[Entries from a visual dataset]
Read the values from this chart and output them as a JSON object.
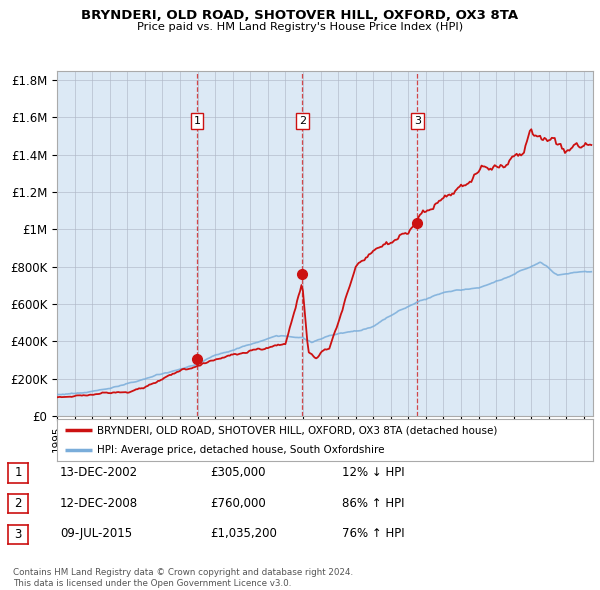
{
  "title": "BRYNDERI, OLD ROAD, SHOTOVER HILL, OXFORD, OX3 8TA",
  "subtitle": "Price paid vs. HM Land Registry's House Price Index (HPI)",
  "ylim": [
    0,
    1850000
  ],
  "xlim_start": 1995.0,
  "xlim_end": 2025.5,
  "plot_bg_color": "#dce9f5",
  "hpi_color": "#7aadda",
  "price_color": "#cc1111",
  "sale_dates": [
    2002.96,
    2008.96,
    2015.52
  ],
  "sale_prices": [
    305000,
    760000,
    1035200
  ],
  "sale_labels": [
    "1",
    "2",
    "3"
  ],
  "legend_line1": "BRYNDERI, OLD ROAD, SHOTOVER HILL, OXFORD, OX3 8TA (detached house)",
  "legend_line2": "HPI: Average price, detached house, South Oxfordshire",
  "table_data": [
    {
      "num": "1",
      "date": "13-DEC-2002",
      "price": "£305,000",
      "hpi": "12% ↓ HPI"
    },
    {
      "num": "2",
      "date": "12-DEC-2008",
      "price": "£760,000",
      "hpi": "86% ↑ HPI"
    },
    {
      "num": "3",
      "date": "09-JUL-2015",
      "price": "£1,035,200",
      "hpi": "76% ↑ HPI"
    }
  ],
  "footer": "Contains HM Land Registry data © Crown copyright and database right 2024.\nThis data is licensed under the Open Government Licence v3.0.",
  "ytick_labels": [
    "£0",
    "£200K",
    "£400K",
    "£600K",
    "£800K",
    "£1M",
    "£1.2M",
    "£1.4M",
    "£1.6M",
    "£1.8M"
  ],
  "ytick_values": [
    0,
    200000,
    400000,
    600000,
    800000,
    1000000,
    1200000,
    1400000,
    1600000,
    1800000
  ]
}
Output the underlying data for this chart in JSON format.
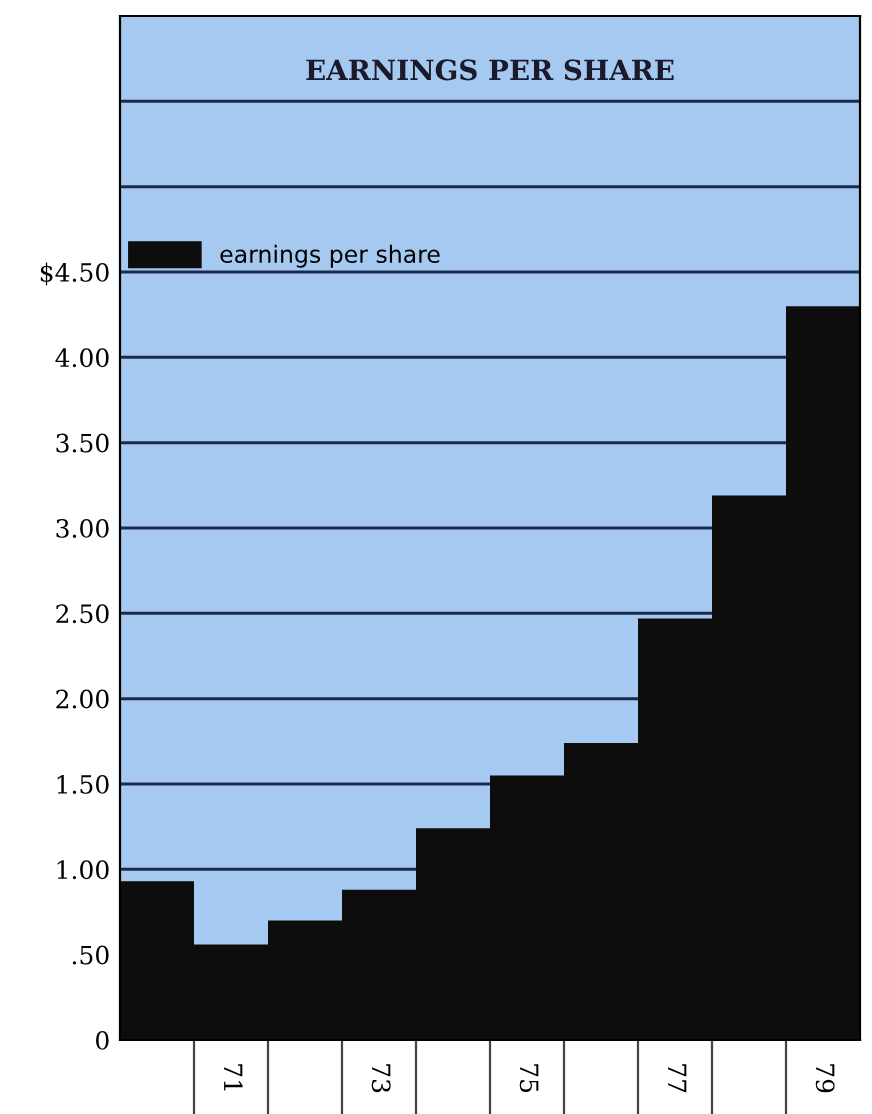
{
  "chart_data": {
    "type": "bar",
    "title": "EARNINGS PER SHARE",
    "categories": [
      null,
      "71",
      null,
      "73",
      null,
      "75",
      null,
      "77",
      null,
      "79"
    ],
    "series": [
      {
        "name": "earnings per share",
        "color": "#0d0d0d",
        "values": [
          0.93,
          0.56,
          0.7,
          0.88,
          1.24,
          1.55,
          1.74,
          2.47,
          3.19,
          4.3
        ]
      }
    ],
    "ylim": [
      0,
      6
    ],
    "yticks": [
      {
        "value": 0,
        "label": "0"
      },
      {
        "value": 0.5,
        "label": ".50"
      },
      {
        "value": 1,
        "label": "1.00"
      },
      {
        "value": 1.5,
        "label": "1.50"
      },
      {
        "value": 2,
        "label": "2.00"
      },
      {
        "value": 2.5,
        "label": "2.50"
      },
      {
        "value": 3,
        "label": "3.00"
      },
      {
        "value": 3.5,
        "label": "3.50"
      },
      {
        "value": 4,
        "label": "4.00"
      },
      {
        "value": 4.5,
        "label": "$4.50"
      },
      {
        "value": 5,
        "label": null
      },
      {
        "value": 5.5,
        "label": null
      }
    ],
    "grid": "y",
    "legend": "top left"
  }
}
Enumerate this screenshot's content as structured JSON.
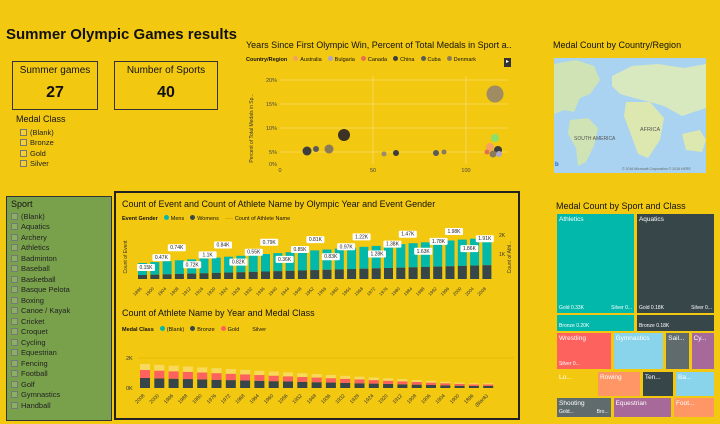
{
  "page": {
    "title": "Summer Olympic Games results"
  },
  "kpis": {
    "summer_games": {
      "label": "Summer games",
      "value": "27"
    },
    "sports": {
      "label": "Number of Sports",
      "value": "40"
    }
  },
  "medal_class_slicer": {
    "title": "Medal Class",
    "items": [
      "(Blank)",
      "Bronze",
      "Gold",
      "Silver"
    ]
  },
  "sport_slicer": {
    "title": "Sport",
    "items": [
      "(Blank)",
      "Aquatics",
      "Archery",
      "Athletics",
      "Badminton",
      "Baseball",
      "Basketball",
      "Basque Pelota",
      "Boxing",
      "Canoe / Kayak",
      "Cricket",
      "Croquet",
      "Cycling",
      "Equestrian",
      "Fencing",
      "Football",
      "Golf",
      "Gymnastics",
      "Handball"
    ]
  },
  "scatter": {
    "title": "Years Since First Olympic Win, Percent of Total Medals in Sport a...",
    "legend_title": "Country/Region",
    "legend": [
      {
        "name": "Australia",
        "color": "#f4a261"
      },
      {
        "name": "Bulgaria",
        "color": "#b0a6c8"
      },
      {
        "name": "Canada",
        "color": "#e76f51"
      },
      {
        "name": "China",
        "color": "#3d3d3d"
      },
      {
        "name": "Cuba",
        "color": "#5a5a5a"
      },
      {
        "name": "Denmark",
        "color": "#8a7a5a"
      }
    ],
    "y_axis_title": "Percent of Total Medals in Sp...",
    "y_ticks": [
      "0%",
      "5%",
      "10%",
      "15%",
      "20%"
    ],
    "x_ticks": [
      "0",
      "50",
      "100"
    ]
  },
  "map": {
    "title": "Medal Count by Country/Region",
    "labels": [
      "AFRICA",
      "SOUTH AMERICA"
    ],
    "copyright": "© 2016 Microsoft Corporation  © 2016 HERE"
  },
  "combo": {
    "title": "Count of Event and Count of Athlete Name by Olympic Year and Event Gender",
    "legend_title": "Event Gender",
    "legend": [
      {
        "name": "Mens",
        "color": "#01b8aa"
      },
      {
        "name": "Womens",
        "color": "#374649"
      }
    ],
    "line_legend": "Count of Athlete Name",
    "y_left": "Count of Event",
    "y_right": "Count of Athl...",
    "y_right_ticks": [
      "2K",
      "1K"
    ],
    "data_labels": [
      "0.15K",
      "0.47K",
      "0.74K",
      "0.72K",
      "1.1K",
      "0.84K",
      "0.82K",
      "0.55K",
      "0.79K",
      "0.36K",
      "0.85K",
      "0.81K",
      "0.83K",
      "0.97K",
      "1.22K",
      "1.28K",
      "1.38K",
      "1.47K",
      "1.63K",
      "1.78K",
      "1.98K",
      "1.86K",
      "1.91K"
    ]
  },
  "stacked": {
    "title": "Count of Athlete Name by Year and Medal Class",
    "legend_title": "Medal Class",
    "legend": [
      {
        "name": "(Blank)",
        "color": "#01b8aa"
      },
      {
        "name": "Bronze",
        "color": "#374649"
      },
      {
        "name": "Gold",
        "color": "#fd625e"
      },
      {
        "name": "Silver",
        "color": "#f2c811"
      }
    ],
    "y_ticks": [
      "2K",
      "0K"
    ],
    "years": [
      "2008",
      "2000",
      "1996",
      "1988",
      "1980",
      "1976",
      "1972",
      "1968",
      "1964",
      "1960",
      "1956",
      "1952",
      "1948",
      "1936",
      "1932",
      "1928",
      "1924",
      "1920",
      "1912",
      "1908",
      "1906",
      "1904",
      "1900",
      "1896",
      "(Blank)"
    ]
  },
  "treemap": {
    "title": "Medal Count by Sport and Class",
    "tiles": [
      {
        "label": "Athletics",
        "sub": "Gold 0.33K",
        "sub2": "Silver 0...",
        "color": "#01b8aa"
      },
      {
        "label": "Aquatics",
        "sub": "Gold 0.18K",
        "sub2": "Silver 0...",
        "color": "#374649"
      },
      {
        "label": "",
        "sub": "Bronze 0.20K",
        "color": "#01b8aa"
      },
      {
        "label": "",
        "sub": "Bronze 0.18K",
        "color": "#374649"
      },
      {
        "label": "Wrestling",
        "sub": "Silver 0...",
        "color": "#fd625e"
      },
      {
        "label": "Gymnastics",
        "sub": "",
        "color": "#8ad4eb"
      },
      {
        "label": "Sail...",
        "sub": "",
        "color": "#5f6b6d"
      },
      {
        "label": "Cy...",
        "sub": "",
        "color": "#a66999"
      },
      {
        "label": "Lo...",
        "sub": "",
        "color": "#f2c811"
      },
      {
        "label": "Rowing",
        "sub": "",
        "color": "#fe9666"
      },
      {
        "label": "Ten...",
        "sub": "",
        "color": "#374649"
      },
      {
        "label": "Ba...",
        "sub": "",
        "color": "#8ad4eb"
      },
      {
        "label": "Shooting",
        "sub": "Gold...",
        "sub2": "Bro...",
        "color": "#5f6b6d"
      },
      {
        "label": "Equestrian",
        "sub": "",
        "color": "#a66999"
      },
      {
        "label": "Foot...",
        "sub": "",
        "color": "#fe9666"
      }
    ]
  }
}
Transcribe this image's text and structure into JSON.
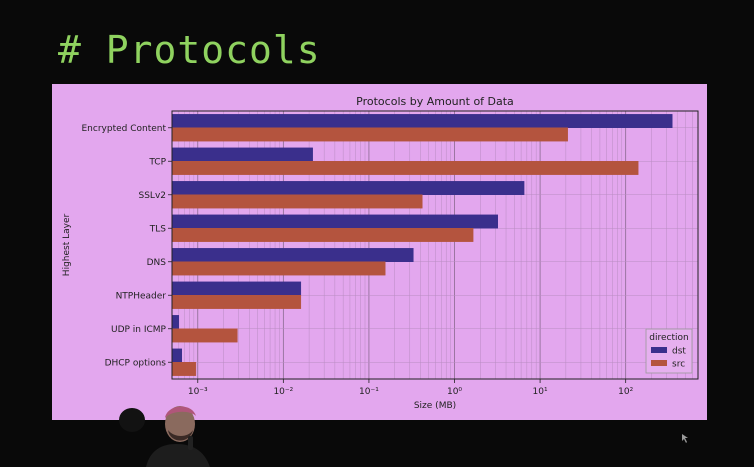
{
  "slide": {
    "title": "# Protocols"
  },
  "chart_data": {
    "type": "bar",
    "orientation": "horizontal",
    "title": "Protocols by Amount of Data",
    "xlabel": "Size (MB)",
    "ylabel": "Highest Layer",
    "xscale": "log",
    "xlim": [
      0.0005,
      700
    ],
    "xticks": [
      {
        "value": 0.001,
        "label": "10⁻³"
      },
      {
        "value": 0.01,
        "label": "10⁻²"
      },
      {
        "value": 0.1,
        "label": "10⁻¹"
      },
      {
        "value": 1,
        "label": "10⁰"
      },
      {
        "value": 10,
        "label": "10¹"
      },
      {
        "value": 100,
        "label": "10²"
      }
    ],
    "grid": true,
    "legend": {
      "title": "direction",
      "placement": "lower-right"
    },
    "categories": [
      "Encrypted Content",
      "TCP",
      "SSLv2",
      "TLS",
      "DNS",
      "NTPHeader",
      "UDP in ICMP",
      "DHCP options"
    ],
    "series": [
      {
        "name": "dst",
        "color": "#3a2f8c",
        "values": [
          350,
          0.022,
          6.5,
          3.2,
          0.33,
          0.016,
          0.0006,
          0.00065
        ]
      },
      {
        "name": "src",
        "color": "#b4543e",
        "values": [
          21,
          140,
          0.42,
          1.65,
          0.155,
          0.016,
          0.0029,
          0.00095
        ]
      }
    ]
  }
}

Exercise details = Scan the records above for the string "Medals", then select every line that holds it.

Full output =
    "title": "Years Since First Olympic Win, Percent of Total Medals in Sport a...",
    "y_axis_title": "Percent of Total Medals in Sp...",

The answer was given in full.